## WHAT YOU NEED TO DO
Identify and reproduce every line holding the string "color".

## MATERIAL SHOWN
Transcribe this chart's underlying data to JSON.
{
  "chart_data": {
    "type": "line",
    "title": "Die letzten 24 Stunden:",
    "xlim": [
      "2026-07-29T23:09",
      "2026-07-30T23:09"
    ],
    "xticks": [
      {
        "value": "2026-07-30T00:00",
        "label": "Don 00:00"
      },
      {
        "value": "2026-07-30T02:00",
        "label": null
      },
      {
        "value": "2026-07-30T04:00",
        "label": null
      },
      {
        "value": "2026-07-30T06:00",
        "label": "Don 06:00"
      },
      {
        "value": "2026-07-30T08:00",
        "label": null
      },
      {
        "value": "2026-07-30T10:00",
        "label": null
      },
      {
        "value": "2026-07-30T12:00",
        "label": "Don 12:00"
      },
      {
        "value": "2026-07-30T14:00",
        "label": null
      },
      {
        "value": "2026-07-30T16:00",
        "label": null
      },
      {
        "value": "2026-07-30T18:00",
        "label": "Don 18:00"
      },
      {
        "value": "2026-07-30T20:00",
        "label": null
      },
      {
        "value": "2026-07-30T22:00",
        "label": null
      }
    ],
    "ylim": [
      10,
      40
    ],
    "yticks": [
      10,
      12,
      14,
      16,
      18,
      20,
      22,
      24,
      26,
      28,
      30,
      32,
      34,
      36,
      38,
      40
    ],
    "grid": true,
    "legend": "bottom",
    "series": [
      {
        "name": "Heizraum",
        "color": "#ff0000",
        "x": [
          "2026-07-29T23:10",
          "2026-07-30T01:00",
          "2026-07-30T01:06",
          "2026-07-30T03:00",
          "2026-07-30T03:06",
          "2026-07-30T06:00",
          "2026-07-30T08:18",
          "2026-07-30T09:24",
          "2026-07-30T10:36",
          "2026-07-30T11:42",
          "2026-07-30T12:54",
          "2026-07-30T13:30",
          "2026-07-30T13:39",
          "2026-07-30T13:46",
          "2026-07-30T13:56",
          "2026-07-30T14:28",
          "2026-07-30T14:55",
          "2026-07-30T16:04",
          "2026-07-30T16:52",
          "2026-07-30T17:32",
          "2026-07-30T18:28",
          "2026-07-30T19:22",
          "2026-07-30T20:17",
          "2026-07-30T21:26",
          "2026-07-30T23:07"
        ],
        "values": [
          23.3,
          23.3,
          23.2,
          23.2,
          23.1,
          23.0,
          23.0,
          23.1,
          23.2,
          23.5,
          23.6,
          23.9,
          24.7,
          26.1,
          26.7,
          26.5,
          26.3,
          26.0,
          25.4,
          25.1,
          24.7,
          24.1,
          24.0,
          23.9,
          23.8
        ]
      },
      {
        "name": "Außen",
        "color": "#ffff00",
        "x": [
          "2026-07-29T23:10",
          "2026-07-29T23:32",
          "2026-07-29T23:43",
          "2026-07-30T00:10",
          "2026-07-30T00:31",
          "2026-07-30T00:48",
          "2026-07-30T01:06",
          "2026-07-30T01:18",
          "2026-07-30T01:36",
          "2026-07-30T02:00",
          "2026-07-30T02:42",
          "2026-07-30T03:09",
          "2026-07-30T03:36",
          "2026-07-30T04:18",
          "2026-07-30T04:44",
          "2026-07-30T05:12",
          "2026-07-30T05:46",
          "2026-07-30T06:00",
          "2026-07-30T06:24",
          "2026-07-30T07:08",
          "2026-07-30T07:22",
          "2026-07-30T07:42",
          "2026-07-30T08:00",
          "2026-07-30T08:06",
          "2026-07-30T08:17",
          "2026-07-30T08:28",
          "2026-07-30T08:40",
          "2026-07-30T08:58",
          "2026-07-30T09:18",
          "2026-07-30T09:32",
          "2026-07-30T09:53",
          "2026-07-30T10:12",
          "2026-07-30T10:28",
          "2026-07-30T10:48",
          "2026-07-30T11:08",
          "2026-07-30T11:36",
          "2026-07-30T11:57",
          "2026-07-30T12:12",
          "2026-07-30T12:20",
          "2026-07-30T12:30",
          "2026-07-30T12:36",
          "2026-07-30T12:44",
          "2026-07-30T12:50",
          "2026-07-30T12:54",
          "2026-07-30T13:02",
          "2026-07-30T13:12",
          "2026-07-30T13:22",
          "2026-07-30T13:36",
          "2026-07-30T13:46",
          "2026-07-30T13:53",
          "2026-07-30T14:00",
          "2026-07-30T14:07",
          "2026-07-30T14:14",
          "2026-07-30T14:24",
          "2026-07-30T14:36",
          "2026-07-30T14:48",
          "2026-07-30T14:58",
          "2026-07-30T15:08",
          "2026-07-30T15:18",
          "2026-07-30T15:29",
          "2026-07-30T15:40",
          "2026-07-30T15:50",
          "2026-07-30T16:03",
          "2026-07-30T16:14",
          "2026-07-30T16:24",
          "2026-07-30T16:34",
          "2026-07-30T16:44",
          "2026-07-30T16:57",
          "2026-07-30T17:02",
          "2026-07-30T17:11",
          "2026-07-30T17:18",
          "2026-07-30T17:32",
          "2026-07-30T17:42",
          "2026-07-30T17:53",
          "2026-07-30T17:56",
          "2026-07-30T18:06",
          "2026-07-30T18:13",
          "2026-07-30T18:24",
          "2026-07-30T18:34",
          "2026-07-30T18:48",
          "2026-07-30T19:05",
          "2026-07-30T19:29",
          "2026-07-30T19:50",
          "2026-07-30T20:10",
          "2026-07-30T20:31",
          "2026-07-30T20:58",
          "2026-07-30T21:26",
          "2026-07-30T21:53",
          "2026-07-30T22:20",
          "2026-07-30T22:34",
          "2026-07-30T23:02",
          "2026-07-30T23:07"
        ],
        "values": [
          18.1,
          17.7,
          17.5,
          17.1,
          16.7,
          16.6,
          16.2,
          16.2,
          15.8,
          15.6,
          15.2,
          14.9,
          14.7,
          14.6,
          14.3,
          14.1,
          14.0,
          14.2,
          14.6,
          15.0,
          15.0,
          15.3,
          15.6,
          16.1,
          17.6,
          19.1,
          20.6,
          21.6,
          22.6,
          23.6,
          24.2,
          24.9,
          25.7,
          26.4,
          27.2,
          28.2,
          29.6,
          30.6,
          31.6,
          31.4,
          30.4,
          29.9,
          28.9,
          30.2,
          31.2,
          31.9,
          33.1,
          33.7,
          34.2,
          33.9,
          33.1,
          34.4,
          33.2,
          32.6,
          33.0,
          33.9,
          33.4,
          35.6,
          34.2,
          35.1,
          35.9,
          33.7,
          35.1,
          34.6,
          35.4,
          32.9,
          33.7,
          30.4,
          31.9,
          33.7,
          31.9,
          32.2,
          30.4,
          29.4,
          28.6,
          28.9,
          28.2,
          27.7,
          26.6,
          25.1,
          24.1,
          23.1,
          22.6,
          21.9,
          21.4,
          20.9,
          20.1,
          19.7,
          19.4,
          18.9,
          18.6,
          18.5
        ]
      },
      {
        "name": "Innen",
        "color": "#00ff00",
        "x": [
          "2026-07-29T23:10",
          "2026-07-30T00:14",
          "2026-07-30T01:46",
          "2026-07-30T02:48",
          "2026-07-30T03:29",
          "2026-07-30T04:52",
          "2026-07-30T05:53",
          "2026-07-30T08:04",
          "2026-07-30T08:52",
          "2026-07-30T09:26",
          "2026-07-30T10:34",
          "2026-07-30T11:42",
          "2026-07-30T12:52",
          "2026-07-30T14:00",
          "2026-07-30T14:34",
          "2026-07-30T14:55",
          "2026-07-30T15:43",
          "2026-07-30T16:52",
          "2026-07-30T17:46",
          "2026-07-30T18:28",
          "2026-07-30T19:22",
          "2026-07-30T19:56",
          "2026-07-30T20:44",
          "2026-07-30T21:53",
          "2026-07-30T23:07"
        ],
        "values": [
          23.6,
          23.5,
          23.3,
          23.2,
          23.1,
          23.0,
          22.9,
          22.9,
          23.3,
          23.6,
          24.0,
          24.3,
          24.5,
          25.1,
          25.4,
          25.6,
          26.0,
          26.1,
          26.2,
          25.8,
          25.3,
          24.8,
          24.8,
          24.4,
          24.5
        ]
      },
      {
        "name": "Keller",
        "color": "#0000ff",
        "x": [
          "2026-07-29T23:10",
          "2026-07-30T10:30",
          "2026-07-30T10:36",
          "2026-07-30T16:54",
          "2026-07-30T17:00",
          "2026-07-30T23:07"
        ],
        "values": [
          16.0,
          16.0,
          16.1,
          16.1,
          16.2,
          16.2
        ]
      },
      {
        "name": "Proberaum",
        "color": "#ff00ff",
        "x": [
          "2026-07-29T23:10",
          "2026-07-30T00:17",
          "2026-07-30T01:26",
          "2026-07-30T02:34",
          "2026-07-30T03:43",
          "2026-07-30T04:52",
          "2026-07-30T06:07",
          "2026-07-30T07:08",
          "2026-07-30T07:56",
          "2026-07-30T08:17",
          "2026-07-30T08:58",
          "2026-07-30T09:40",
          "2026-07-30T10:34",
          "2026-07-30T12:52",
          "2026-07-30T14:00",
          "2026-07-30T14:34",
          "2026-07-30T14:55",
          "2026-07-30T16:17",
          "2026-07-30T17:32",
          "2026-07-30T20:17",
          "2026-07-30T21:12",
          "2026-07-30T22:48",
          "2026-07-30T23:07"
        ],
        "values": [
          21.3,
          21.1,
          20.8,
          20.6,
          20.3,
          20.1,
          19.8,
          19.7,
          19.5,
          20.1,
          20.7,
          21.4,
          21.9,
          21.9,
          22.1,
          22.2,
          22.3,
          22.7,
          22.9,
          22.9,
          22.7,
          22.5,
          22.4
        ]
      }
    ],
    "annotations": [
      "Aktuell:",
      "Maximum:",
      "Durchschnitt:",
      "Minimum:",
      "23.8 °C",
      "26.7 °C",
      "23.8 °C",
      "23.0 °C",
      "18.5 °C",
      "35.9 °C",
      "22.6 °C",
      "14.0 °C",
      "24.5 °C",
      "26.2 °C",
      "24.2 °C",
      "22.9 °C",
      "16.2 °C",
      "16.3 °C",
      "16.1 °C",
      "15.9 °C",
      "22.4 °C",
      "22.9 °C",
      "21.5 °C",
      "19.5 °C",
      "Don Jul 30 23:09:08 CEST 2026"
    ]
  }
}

## RESPONSE TO THIS TASK
        "color": "#ff0000",
        "color": "#ffff00",
        "color": "#00ff00",
        "color": "#0000ff",
        "color": "#ff00ff",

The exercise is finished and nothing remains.